Dataset records on visual material:
■ ■ ■

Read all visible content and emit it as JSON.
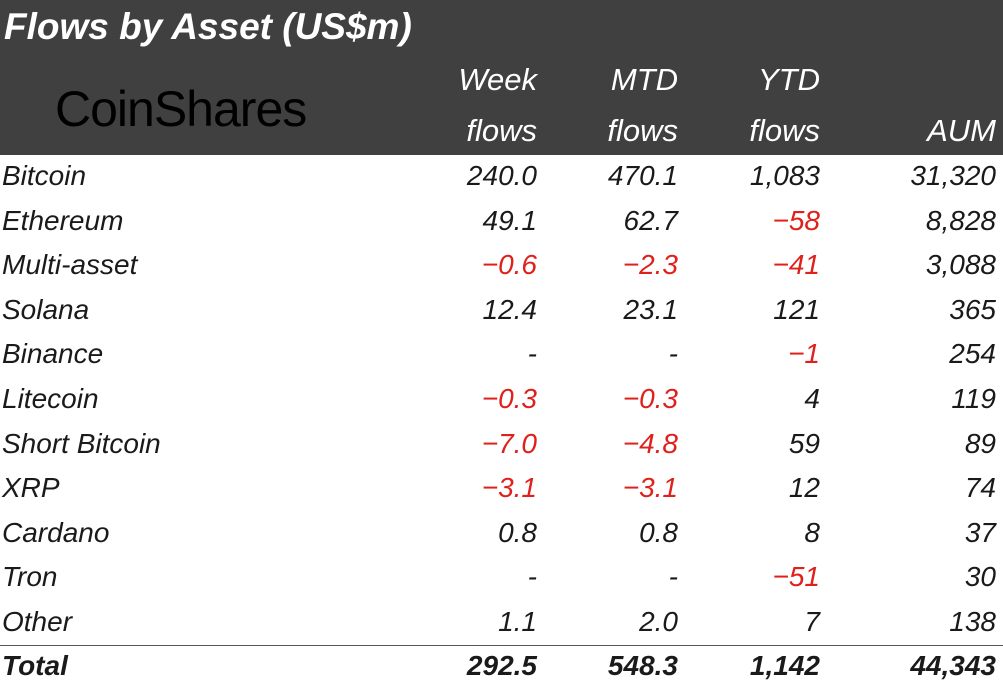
{
  "title": "Flows by Asset (US$m)",
  "brand": "CoinShares",
  "columns": [
    {
      "line1": "Week",
      "line2": "flows"
    },
    {
      "line1": "MTD",
      "line2": "flows"
    },
    {
      "line1": "YTD",
      "line2": "flows"
    },
    {
      "line1": "",
      "line2": "AUM"
    }
  ],
  "colors": {
    "header_bg": "#404040",
    "negative": "#e0201b",
    "text": "#1a1a1a",
    "header_text": "#ffffff"
  },
  "chart_data": {
    "type": "table",
    "columns": [
      "Week flows",
      "MTD flows",
      "YTD flows",
      "AUM"
    ],
    "rows": [
      {
        "asset": "Bitcoin",
        "values": [
          "240.0",
          "470.1",
          "1,083",
          "31,320"
        ]
      },
      {
        "asset": "Ethereum",
        "values": [
          "49.1",
          "62.7",
          "-58",
          "8,828"
        ]
      },
      {
        "asset": "Multi-asset",
        "values": [
          "-0.6",
          "-2.3",
          "-41",
          "3,088"
        ]
      },
      {
        "asset": "Solana",
        "values": [
          "12.4",
          "23.1",
          "121",
          "365"
        ]
      },
      {
        "asset": "Binance",
        "values": [
          "-",
          "-",
          "-1",
          "254"
        ]
      },
      {
        "asset": "Litecoin",
        "values": [
          "-0.3",
          "-0.3",
          "4",
          "119"
        ]
      },
      {
        "asset": "Short Bitcoin",
        "values": [
          "-7.0",
          "-4.8",
          "59",
          "89"
        ]
      },
      {
        "asset": "XRP",
        "values": [
          "-3.1",
          "-3.1",
          "12",
          "74"
        ]
      },
      {
        "asset": "Cardano",
        "values": [
          "0.8",
          "0.8",
          "8",
          "37"
        ]
      },
      {
        "asset": "Tron",
        "values": [
          "-",
          "-",
          "-51",
          "30"
        ]
      },
      {
        "asset": "Other",
        "values": [
          "1.1",
          "2.0",
          "7",
          "138"
        ]
      }
    ],
    "total": {
      "asset": "Total",
      "values": [
        "292.5",
        "548.3",
        "1,142",
        "44,343"
      ]
    }
  }
}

■ ■ ■

- **WHAT TO WORK ON**
Return every line of the records exactly as given, pictures excluded.

- **SOLUTION FOR THIS TASK**
Read all visible content and emit it as JSON.
{
  "title": "Flows by Asset (US$m)",
  "brand": "CoinShares",
  "columns": [
    {
      "line1": "Week",
      "line2": "flows"
    },
    {
      "line1": "MTD",
      "line2": "flows"
    },
    {
      "line1": "YTD",
      "line2": "flows"
    },
    {
      "line1": "",
      "line2": "AUM"
    }
  ],
  "colors": {
    "header_bg": "#404040",
    "negative": "#e0201b",
    "text": "#1a1a1a",
    "header_text": "#ffffff"
  },
  "chart_data": {
    "type": "table",
    "columns": [
      "Week flows",
      "MTD flows",
      "YTD flows",
      "AUM"
    ],
    "rows": [
      {
        "asset": "Bitcoin",
        "values": [
          "240.0",
          "470.1",
          "1,083",
          "31,320"
        ]
      },
      {
        "asset": "Ethereum",
        "values": [
          "49.1",
          "62.7",
          "-58",
          "8,828"
        ]
      },
      {
        "asset": "Multi-asset",
        "values": [
          "-0.6",
          "-2.3",
          "-41",
          "3,088"
        ]
      },
      {
        "asset": "Solana",
        "values": [
          "12.4",
          "23.1",
          "121",
          "365"
        ]
      },
      {
        "asset": "Binance",
        "values": [
          "-",
          "-",
          "-1",
          "254"
        ]
      },
      {
        "asset": "Litecoin",
        "values": [
          "-0.3",
          "-0.3",
          "4",
          "119"
        ]
      },
      {
        "asset": "Short Bitcoin",
        "values": [
          "-7.0",
          "-4.8",
          "59",
          "89"
        ]
      },
      {
        "asset": "XRP",
        "values": [
          "-3.1",
          "-3.1",
          "12",
          "74"
        ]
      },
      {
        "asset": "Cardano",
        "values": [
          "0.8",
          "0.8",
          "8",
          "37"
        ]
      },
      {
        "asset": "Tron",
        "values": [
          "-",
          "-",
          "-51",
          "30"
        ]
      },
      {
        "asset": "Other",
        "values": [
          "1.1",
          "2.0",
          "7",
          "138"
        ]
      }
    ],
    "total": {
      "asset": "Total",
      "values": [
        "292.5",
        "548.3",
        "1,142",
        "44,343"
      ]
    }
  }
}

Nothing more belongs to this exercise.